Your answer is a single number: how many lines hold the word "sınav"?
● ● ● ● ● ● ●
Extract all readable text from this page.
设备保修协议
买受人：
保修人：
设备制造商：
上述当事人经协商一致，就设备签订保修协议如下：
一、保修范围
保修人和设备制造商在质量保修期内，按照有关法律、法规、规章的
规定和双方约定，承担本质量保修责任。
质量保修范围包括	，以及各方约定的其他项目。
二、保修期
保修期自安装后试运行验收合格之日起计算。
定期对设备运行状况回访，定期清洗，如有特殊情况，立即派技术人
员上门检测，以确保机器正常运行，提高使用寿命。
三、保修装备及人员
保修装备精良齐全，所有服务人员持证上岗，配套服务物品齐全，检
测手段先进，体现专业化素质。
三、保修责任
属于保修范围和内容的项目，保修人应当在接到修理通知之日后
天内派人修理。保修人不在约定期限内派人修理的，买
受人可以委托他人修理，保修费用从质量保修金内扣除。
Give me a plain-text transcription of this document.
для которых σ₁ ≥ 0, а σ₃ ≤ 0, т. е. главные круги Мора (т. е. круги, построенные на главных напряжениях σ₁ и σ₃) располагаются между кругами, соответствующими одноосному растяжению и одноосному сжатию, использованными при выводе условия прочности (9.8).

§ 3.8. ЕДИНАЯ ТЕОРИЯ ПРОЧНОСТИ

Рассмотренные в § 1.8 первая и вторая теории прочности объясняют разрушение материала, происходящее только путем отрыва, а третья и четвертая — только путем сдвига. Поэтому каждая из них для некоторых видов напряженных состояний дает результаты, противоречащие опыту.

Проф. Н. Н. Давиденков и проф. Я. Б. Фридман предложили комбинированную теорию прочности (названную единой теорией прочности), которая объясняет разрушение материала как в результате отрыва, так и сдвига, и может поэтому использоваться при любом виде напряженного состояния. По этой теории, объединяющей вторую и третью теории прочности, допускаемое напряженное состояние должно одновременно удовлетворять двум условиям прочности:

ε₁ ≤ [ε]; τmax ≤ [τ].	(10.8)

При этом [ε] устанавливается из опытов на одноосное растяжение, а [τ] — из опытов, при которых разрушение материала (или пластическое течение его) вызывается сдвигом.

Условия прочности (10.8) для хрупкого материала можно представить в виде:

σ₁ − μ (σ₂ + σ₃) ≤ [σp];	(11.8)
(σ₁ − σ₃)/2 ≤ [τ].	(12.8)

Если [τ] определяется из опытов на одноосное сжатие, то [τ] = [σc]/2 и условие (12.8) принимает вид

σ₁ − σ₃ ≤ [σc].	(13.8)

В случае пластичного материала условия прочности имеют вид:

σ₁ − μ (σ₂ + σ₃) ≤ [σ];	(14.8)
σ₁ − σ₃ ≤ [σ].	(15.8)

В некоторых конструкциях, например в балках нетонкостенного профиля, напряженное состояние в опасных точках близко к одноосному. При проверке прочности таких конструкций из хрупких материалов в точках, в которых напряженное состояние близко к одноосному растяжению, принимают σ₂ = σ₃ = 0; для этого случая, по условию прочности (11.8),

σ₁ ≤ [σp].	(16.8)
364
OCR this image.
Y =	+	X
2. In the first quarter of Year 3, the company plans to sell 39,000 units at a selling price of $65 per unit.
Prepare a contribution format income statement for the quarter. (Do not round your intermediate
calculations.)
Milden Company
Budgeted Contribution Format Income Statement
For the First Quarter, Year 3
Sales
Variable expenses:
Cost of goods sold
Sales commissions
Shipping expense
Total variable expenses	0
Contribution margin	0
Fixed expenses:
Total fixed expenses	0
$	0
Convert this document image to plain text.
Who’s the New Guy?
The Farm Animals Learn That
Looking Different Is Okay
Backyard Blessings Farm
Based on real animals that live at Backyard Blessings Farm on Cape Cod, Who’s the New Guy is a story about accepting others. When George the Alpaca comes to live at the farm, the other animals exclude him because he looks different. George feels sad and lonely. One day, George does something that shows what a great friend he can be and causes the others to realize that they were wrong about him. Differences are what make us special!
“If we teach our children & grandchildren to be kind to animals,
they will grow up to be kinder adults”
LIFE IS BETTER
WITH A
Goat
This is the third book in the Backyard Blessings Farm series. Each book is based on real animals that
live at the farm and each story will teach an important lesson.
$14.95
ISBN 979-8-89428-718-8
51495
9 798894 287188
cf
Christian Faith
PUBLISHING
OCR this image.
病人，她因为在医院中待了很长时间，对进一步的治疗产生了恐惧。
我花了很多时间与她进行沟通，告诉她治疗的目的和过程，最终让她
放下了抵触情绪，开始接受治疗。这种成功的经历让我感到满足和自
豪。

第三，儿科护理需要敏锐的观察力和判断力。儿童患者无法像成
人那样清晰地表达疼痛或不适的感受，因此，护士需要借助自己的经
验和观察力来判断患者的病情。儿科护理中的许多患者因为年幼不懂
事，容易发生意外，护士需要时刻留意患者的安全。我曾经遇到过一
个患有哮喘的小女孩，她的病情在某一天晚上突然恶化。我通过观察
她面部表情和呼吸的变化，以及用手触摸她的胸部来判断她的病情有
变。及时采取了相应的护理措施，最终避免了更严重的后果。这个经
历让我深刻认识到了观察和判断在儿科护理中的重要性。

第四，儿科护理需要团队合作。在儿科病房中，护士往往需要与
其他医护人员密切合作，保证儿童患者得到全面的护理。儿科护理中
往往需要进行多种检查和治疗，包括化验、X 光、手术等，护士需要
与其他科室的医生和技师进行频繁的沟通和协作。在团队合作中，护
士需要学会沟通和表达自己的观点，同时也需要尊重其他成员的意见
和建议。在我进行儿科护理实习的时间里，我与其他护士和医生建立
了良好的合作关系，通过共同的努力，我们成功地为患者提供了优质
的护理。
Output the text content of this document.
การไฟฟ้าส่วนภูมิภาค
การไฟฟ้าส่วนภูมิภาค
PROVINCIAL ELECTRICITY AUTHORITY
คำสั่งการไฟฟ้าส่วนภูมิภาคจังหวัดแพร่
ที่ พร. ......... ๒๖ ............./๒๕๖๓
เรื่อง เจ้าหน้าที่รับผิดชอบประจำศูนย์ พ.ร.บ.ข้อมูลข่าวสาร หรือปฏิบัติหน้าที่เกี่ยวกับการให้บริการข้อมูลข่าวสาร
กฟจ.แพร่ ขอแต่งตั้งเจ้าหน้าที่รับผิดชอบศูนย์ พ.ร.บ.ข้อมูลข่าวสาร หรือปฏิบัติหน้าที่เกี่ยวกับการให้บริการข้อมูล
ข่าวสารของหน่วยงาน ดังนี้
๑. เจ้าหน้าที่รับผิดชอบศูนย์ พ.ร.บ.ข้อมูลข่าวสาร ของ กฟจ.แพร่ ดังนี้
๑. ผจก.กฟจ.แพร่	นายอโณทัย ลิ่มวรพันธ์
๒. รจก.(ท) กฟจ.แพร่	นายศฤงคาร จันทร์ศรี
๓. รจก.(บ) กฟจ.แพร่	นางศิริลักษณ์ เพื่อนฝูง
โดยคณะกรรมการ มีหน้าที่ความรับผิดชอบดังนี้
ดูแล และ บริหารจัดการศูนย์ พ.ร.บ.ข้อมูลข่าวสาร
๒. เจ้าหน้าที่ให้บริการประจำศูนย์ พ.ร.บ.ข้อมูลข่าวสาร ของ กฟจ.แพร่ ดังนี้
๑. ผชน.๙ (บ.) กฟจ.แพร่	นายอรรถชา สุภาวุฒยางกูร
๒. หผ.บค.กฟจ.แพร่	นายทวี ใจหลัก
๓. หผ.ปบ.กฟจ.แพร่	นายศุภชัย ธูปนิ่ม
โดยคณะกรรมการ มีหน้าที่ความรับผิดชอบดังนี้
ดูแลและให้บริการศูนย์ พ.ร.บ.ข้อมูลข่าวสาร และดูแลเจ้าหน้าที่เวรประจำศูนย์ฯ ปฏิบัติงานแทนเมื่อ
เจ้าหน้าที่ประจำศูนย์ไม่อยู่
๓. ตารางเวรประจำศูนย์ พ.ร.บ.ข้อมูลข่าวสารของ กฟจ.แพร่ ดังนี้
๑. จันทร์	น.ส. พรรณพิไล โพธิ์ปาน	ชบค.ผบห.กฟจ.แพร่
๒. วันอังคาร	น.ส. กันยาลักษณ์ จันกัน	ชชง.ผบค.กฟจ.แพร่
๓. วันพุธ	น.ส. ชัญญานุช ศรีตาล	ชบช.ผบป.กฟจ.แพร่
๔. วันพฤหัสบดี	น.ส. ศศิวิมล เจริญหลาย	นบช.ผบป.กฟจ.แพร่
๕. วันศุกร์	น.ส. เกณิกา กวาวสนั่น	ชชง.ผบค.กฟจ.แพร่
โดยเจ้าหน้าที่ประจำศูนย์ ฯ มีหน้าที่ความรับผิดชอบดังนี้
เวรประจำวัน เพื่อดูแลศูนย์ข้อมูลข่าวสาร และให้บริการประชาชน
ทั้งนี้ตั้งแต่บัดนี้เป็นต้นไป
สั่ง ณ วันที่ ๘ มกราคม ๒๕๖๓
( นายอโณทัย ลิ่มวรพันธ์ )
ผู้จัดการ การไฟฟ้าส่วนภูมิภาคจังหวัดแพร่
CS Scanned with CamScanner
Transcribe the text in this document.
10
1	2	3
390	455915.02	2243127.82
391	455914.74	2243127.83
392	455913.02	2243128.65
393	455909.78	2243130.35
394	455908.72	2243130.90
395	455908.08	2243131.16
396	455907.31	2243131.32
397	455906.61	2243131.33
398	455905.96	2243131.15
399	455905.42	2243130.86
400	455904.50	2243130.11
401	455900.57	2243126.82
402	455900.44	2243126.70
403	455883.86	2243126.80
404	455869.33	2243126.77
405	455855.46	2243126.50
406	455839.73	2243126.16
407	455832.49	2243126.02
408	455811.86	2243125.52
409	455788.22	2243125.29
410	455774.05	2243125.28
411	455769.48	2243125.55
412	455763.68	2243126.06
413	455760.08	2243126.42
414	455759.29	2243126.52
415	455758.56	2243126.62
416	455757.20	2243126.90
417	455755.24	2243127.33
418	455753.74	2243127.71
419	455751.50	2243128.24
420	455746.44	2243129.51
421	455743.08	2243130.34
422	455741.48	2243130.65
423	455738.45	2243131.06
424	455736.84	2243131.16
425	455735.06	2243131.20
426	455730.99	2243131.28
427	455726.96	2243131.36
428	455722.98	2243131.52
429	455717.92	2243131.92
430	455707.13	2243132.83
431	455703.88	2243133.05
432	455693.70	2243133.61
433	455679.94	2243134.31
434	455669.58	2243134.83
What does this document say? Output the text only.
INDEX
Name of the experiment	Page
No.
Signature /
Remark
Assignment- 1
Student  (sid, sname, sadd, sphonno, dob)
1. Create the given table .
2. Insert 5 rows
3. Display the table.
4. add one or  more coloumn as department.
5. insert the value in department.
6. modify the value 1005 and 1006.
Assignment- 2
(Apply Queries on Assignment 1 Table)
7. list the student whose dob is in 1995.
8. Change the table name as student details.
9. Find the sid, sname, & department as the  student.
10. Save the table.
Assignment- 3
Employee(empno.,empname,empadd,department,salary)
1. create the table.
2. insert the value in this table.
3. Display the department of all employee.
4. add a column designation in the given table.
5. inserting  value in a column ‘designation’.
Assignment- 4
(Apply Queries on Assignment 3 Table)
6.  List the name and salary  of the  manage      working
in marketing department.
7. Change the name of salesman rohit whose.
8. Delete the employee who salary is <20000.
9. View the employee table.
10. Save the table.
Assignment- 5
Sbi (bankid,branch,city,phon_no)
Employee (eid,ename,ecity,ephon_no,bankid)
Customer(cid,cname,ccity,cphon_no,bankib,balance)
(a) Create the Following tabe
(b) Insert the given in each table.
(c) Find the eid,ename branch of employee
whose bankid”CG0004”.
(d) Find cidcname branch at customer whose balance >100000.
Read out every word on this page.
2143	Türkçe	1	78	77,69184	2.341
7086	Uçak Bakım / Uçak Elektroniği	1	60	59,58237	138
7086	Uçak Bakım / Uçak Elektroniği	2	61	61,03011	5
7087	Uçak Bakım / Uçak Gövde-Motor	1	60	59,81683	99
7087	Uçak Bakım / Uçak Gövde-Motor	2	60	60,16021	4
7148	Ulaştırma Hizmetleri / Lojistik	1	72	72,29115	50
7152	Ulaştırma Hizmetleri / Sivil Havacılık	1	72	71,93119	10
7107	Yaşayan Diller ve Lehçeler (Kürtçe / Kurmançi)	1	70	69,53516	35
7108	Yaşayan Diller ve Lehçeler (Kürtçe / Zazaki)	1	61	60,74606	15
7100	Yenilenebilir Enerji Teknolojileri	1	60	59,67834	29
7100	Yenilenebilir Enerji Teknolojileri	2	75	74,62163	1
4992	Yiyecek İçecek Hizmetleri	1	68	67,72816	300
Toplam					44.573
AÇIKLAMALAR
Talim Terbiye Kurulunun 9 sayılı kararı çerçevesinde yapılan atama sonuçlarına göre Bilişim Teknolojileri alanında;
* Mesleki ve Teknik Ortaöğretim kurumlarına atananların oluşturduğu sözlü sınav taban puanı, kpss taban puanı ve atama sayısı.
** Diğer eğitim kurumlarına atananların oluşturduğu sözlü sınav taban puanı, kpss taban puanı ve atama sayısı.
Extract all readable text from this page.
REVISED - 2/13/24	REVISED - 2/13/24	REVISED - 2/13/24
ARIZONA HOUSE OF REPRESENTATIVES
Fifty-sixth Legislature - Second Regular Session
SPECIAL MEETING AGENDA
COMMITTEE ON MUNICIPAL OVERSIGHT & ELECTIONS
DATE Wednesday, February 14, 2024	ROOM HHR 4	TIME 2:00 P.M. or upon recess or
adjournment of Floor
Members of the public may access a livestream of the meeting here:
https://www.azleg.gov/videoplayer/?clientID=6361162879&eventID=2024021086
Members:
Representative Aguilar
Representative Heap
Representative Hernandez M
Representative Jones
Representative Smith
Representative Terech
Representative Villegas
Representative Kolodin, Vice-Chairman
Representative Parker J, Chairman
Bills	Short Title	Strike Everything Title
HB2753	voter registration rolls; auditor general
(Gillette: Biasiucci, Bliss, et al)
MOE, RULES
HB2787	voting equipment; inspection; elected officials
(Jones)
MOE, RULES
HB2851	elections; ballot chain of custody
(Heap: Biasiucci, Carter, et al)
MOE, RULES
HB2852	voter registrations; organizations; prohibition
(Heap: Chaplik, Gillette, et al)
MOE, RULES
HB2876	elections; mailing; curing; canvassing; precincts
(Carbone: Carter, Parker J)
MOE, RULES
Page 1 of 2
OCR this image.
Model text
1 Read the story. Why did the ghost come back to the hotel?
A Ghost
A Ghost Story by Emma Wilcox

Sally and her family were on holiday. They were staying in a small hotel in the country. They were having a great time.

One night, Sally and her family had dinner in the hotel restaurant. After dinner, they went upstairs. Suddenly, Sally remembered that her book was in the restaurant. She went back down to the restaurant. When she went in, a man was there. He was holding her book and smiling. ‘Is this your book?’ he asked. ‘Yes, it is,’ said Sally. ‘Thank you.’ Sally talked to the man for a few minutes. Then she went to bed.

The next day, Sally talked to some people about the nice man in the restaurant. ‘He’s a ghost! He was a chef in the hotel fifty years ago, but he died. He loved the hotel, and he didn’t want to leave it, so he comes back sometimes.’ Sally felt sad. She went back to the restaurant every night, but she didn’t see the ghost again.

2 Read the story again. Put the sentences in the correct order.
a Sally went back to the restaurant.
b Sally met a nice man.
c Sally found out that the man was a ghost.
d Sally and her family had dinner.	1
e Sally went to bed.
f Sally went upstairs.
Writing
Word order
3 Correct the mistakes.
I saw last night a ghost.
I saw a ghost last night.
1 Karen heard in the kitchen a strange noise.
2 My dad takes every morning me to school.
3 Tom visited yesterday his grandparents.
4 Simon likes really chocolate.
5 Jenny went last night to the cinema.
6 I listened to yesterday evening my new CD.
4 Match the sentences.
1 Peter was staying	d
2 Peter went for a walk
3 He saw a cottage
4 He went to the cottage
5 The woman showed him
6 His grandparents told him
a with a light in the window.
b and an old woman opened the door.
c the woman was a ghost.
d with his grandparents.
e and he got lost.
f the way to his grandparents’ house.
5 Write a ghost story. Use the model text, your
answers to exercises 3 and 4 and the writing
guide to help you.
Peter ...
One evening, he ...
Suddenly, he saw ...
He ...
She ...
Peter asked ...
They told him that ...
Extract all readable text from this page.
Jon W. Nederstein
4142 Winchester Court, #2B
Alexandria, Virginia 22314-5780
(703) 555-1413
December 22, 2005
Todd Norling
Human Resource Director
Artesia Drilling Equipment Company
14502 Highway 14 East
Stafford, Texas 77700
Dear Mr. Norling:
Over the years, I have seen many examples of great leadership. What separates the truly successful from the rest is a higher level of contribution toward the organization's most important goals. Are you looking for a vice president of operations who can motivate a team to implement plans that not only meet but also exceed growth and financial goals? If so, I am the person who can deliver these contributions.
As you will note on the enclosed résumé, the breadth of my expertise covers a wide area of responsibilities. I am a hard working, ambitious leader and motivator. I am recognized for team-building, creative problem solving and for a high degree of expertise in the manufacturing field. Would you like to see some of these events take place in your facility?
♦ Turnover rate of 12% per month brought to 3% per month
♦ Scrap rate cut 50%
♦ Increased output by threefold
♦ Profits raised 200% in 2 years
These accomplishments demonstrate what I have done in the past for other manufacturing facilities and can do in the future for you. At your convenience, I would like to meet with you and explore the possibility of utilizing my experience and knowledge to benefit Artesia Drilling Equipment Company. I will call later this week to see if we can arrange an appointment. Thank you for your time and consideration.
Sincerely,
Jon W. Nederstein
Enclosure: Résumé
● ● ● ● ● ● ●
» RESPONSE BELOW: 2